[Saved entries]
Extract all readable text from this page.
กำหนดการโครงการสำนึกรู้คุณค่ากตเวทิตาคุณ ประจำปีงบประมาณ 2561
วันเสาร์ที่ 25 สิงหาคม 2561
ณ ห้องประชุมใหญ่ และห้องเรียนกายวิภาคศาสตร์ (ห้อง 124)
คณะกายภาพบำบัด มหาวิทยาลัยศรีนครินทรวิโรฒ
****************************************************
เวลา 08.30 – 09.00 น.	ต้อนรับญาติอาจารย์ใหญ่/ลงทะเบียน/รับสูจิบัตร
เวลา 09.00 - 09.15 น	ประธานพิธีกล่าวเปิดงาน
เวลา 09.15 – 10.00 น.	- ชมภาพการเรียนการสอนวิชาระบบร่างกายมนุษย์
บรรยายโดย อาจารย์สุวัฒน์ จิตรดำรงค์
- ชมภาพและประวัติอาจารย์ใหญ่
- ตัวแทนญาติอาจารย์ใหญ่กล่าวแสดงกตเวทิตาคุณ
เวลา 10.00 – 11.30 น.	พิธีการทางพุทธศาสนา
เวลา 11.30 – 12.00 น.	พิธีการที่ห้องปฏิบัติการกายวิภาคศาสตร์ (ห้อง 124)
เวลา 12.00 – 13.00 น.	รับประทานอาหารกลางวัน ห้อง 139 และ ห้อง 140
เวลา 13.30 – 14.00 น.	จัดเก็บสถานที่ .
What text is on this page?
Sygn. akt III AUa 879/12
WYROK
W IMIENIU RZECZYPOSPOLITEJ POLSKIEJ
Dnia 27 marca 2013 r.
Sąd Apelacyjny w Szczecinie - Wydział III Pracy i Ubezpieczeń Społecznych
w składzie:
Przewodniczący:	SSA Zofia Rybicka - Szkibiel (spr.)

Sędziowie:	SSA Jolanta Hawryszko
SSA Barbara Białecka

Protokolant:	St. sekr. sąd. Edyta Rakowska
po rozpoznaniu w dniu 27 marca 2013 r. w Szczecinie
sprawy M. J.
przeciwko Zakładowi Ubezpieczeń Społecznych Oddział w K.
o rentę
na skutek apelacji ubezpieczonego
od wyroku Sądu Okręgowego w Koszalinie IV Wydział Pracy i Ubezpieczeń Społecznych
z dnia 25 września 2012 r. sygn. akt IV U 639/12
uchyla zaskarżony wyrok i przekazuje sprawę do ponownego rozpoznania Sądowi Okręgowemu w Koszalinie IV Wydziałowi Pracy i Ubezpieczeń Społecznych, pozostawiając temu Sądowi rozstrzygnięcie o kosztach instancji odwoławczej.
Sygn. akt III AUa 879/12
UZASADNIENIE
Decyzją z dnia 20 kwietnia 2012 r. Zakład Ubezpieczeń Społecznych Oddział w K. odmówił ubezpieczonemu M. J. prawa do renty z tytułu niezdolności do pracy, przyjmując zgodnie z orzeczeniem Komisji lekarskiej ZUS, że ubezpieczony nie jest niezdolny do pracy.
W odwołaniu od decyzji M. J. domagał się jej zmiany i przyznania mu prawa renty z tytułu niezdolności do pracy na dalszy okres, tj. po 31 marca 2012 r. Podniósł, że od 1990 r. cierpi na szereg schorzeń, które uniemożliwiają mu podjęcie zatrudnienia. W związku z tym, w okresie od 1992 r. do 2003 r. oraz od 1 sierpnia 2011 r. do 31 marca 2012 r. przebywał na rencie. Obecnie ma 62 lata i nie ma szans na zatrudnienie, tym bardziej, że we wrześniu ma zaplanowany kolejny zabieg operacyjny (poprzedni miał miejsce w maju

• _Exercise details_:
Copy each line of the listing that contains the string "Szczecinie".

• _The response_:
Sąd Apelacyjny w Szczecinie - Wydział III Pracy i Ubezpieczeń Społecznych
po rozpoznaniu w dniu 27 marca 2013 r. w Szczecinie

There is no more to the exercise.